Records
######
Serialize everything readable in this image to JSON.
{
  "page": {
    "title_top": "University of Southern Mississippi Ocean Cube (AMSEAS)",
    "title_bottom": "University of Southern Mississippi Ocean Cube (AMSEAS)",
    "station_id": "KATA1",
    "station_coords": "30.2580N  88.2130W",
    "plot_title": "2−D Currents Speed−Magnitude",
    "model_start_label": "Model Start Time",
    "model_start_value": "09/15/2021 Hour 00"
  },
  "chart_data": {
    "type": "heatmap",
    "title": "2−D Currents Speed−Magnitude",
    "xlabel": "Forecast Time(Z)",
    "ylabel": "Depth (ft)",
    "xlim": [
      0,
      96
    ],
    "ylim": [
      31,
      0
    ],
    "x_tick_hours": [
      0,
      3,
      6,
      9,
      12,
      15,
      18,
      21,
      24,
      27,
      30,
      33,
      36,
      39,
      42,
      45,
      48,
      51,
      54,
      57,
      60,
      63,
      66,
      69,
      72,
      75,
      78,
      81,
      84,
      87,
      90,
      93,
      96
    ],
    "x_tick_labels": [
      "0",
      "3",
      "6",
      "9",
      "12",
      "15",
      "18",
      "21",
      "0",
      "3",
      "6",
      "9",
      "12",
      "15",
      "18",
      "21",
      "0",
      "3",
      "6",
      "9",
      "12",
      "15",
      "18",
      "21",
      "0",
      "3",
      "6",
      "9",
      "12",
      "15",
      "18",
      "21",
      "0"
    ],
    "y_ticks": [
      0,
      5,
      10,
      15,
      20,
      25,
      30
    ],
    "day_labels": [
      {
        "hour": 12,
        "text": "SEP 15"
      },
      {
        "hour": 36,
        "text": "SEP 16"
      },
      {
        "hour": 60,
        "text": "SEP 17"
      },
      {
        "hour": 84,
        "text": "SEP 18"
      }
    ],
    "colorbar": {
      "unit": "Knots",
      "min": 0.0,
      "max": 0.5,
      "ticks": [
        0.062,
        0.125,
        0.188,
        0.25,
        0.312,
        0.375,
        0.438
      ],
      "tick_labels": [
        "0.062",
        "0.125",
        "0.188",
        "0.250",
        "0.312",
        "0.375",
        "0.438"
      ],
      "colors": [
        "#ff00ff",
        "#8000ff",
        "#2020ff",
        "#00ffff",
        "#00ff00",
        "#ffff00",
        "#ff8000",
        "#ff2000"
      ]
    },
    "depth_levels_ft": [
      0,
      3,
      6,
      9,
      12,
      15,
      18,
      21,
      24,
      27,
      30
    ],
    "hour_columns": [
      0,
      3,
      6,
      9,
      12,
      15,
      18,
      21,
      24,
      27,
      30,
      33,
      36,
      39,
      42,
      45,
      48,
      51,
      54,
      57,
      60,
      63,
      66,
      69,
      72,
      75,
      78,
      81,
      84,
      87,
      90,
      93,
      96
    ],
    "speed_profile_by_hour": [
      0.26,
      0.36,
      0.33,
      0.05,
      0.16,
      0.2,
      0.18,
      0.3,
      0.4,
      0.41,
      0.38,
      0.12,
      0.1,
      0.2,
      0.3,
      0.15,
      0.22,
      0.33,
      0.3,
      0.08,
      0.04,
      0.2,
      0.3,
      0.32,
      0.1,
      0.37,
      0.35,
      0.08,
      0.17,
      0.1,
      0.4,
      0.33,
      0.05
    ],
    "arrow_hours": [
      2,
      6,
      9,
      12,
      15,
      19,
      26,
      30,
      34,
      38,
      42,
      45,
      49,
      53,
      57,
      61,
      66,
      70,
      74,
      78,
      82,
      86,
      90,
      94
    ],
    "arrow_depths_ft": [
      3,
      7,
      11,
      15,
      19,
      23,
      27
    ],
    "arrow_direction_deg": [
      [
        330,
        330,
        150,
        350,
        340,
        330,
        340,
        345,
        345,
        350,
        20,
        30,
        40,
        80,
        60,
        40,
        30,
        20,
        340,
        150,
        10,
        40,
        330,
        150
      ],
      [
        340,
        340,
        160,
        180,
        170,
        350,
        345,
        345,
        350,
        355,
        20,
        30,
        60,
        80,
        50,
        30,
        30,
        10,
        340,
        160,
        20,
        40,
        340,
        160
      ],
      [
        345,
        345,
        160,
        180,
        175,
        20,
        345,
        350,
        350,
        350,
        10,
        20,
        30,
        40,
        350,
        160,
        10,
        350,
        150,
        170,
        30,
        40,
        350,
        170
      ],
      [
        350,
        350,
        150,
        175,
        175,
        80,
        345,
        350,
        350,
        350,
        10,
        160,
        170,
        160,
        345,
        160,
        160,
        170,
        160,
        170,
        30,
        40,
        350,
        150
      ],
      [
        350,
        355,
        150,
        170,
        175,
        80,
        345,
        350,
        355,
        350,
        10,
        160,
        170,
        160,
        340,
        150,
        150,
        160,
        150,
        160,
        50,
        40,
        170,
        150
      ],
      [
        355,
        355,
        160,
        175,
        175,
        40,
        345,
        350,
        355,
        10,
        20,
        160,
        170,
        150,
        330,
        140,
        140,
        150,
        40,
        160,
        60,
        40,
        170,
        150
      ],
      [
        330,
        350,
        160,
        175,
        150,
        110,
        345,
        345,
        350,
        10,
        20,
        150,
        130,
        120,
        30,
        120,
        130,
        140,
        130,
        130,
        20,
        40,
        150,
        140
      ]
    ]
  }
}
######
### Task details:
Establish how many lines of the material above hold the word "Currents". Nothing but the count should be returned.

### Worked solution:
2